◆ Stored data
(begin)
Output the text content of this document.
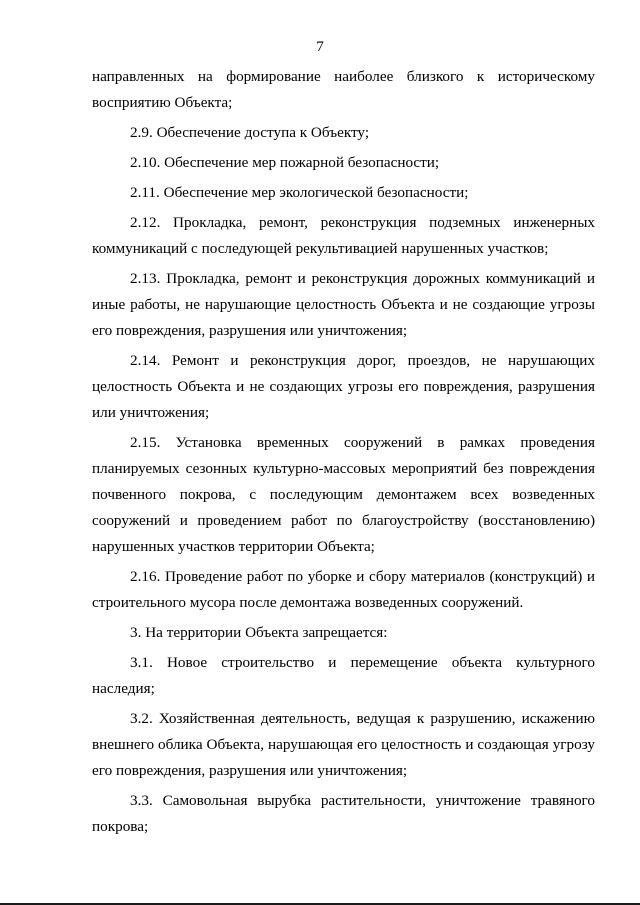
7

направленных на формирование наиболее близкого к историческому восприятию Объекта;

2.9. Обеспечение доступа к Объекту;

2.10. Обеспечение мер пожарной безопасности;

2.11. Обеспечение мер экологической безопасности;

2.12. Прокладка, ремонт, реконструкция подземных инженерных коммуникаций с последующей рекультивацией нарушенных участков;

2.13. Прокладка, ремонт и реконструкция дорожных коммуникаций и иные работы, не нарушающие целостность Объекта и не создающие угрозы его повреждения, разрушения или уничтожения;

2.14. Ремонт и реконструкция дорог, проездов, не нарушающих целостность Объекта и не создающих угрозы его повреждения, разрушения или уничтожения;

2.15. Установка временных сооружений в рамках проведения планируемых сезонных культурно-массовых мероприятий без повреждения почвенного покрова, с последующим демонтажем всех возведенных сооружений и проведением работ по благоустройству (восстановлению) нарушенных участков территории Объекта;

2.16. Проведение работ по уборке и сбору материалов (конструкций) и строительного мусора после демонтажа возведенных сооружений.

3. На территории Объекта запрещается:

3.1. Новое строительство и перемещение объекта культурного наследия;

3.2. Хозяйственная деятельность, ведущая к разрушению, искажению внешнего облика Объекта, нарушающая его целостность и создающая угрозу его повреждения, разрушения или уничтожения;

3.3. Самовольная вырубка растительности, уничтожение травяного покрова;
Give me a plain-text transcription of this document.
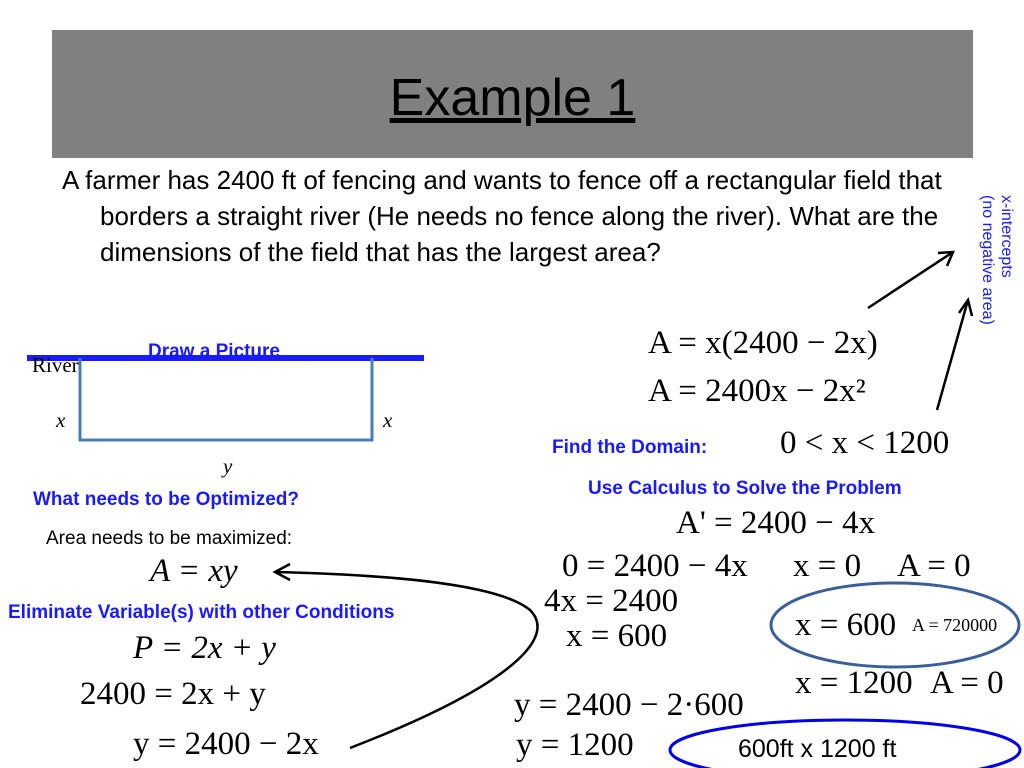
Example 1
A farmer has 2400 ft of fencing and wants to fence off a rectangular field that borders a straight river (He needs no fence along the river). What are the dimensions of the field that has the largest area?	x-intercepts
(no negative area)
Draw a Picture
River
x	x
y
What needs to be Optimized?
Area needs to be maximized:
A = xy
Eliminate Variable(s) with other Conditions
P = 2x + y
2400 = 2x + y
y = 2400 − 2x
A = x(2400 − 2x)
A = 2400x − 2x²
Find the Domain: 0 < x < 1200
Use Calculus to Solve the Problem
A' = 2400 − 4x
0 = 2400 − 4x x = 0 A = 0
4x = 2400
x = 600	x = 600 A = 720000
x = 1200 A = 0
y = 2400 − 2·600
y = 1200	600ft x 1200 ft
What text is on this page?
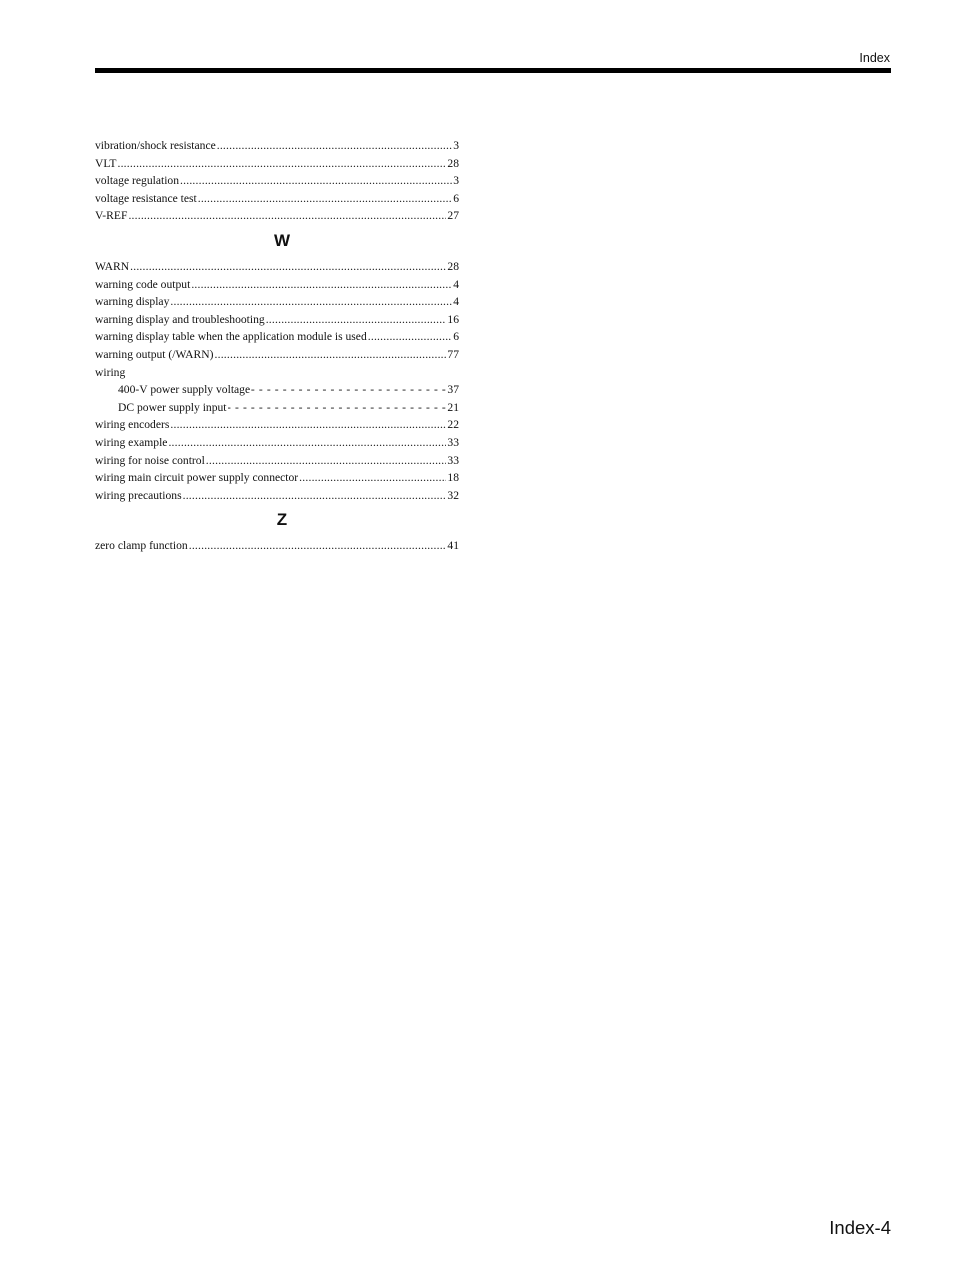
Index
vibration/shock resistance .....	3
VLT .....	28
voltage regulation .....	3
voltage resistance test .....	6
V-REF .....	27
W
WARN .....	28
warning code output .....	4
warning display .....	4
warning display and troubleshooting .....	16
warning display table when the application module is used .....	6
warning output (/WARN) .....	77
wiring
400-V power supply voltage - - -	37
DC power supply input - - -	21
wiring encoders .....	22
wiring example .....	33
wiring for noise control .....	33
wiring main circuit power supply connector .....	18
wiring precautions .....	32
Z
zero clamp function .....	41
Index-4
(end)
◆ What is being asked
Sift through the entries and copy every line with "безопасности".

◆ Answer in full
2.10. Обеспечение мер пожарной безопасности;
2.11. Обеспечение мер экологической безопасности;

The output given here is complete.